Excerpts from a figure dataset
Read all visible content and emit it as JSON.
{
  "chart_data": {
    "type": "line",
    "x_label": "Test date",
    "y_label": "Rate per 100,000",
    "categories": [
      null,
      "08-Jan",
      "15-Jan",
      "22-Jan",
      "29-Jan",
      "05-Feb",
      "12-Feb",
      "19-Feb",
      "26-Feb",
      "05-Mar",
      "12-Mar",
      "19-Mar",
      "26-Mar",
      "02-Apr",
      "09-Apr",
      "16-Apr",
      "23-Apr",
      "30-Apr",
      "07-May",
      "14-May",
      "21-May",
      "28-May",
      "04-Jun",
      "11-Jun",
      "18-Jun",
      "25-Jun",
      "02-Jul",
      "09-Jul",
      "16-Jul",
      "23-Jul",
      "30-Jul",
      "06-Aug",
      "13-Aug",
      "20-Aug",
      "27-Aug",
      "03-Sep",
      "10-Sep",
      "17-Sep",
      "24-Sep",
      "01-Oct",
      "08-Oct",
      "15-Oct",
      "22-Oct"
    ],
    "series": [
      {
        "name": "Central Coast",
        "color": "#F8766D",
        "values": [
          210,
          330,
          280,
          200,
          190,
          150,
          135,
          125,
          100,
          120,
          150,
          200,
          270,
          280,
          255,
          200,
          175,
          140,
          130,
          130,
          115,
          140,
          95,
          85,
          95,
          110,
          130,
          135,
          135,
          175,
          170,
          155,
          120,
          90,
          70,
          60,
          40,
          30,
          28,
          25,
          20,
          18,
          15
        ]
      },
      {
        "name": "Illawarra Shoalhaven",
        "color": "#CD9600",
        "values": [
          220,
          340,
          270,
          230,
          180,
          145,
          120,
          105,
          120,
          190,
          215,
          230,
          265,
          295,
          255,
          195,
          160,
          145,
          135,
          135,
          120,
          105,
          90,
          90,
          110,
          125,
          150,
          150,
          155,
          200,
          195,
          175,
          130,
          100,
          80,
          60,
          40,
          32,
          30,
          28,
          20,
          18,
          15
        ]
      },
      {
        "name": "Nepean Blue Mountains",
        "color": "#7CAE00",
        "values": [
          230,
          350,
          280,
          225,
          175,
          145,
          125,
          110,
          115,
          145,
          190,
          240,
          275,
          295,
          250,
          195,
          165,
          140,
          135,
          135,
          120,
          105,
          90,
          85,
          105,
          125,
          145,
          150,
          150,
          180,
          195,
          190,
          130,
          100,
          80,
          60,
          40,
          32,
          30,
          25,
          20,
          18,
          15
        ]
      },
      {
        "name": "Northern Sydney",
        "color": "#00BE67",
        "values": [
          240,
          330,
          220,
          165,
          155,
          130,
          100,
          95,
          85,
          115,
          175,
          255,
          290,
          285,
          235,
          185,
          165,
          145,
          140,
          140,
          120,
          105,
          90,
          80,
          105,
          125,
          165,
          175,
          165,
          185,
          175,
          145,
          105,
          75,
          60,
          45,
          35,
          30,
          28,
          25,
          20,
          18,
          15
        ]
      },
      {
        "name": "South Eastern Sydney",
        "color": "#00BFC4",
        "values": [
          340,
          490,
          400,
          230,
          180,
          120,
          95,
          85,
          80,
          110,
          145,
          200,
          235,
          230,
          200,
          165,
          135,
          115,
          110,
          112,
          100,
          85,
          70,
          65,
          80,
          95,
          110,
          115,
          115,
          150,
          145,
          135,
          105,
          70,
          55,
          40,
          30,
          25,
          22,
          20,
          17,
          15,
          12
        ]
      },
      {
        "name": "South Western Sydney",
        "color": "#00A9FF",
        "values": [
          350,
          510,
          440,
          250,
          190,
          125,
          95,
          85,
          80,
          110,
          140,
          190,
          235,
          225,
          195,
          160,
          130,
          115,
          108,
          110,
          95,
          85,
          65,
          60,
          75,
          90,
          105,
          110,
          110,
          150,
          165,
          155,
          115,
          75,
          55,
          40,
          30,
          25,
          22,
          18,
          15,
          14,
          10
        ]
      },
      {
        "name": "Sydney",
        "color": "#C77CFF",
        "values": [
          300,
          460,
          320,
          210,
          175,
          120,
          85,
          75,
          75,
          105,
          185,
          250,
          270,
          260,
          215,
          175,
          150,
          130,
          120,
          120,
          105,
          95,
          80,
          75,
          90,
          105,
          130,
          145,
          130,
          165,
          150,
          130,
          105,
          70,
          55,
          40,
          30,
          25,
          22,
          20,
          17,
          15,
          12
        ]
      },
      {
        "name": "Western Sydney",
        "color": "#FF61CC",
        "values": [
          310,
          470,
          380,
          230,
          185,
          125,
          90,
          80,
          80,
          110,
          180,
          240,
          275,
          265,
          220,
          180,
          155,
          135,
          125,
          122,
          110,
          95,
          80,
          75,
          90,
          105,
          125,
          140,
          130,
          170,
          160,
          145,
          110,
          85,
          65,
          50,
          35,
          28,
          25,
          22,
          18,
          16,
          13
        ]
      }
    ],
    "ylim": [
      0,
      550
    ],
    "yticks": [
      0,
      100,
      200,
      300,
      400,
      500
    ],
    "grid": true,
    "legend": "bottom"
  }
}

**INSTRUCTIONS FOR THE TASK:**
Out of the material above, gather each line where "color" appears.

**TASK ANSWER:**
        "color": "#F8766D",
        "color": "#CD9600",
        "color": "#7CAE00",
        "color": "#00BE67",
        "color": "#00BFC4",
        "color": "#00A9FF",
        "color": "#C77CFF",
        "color": "#FF61CC",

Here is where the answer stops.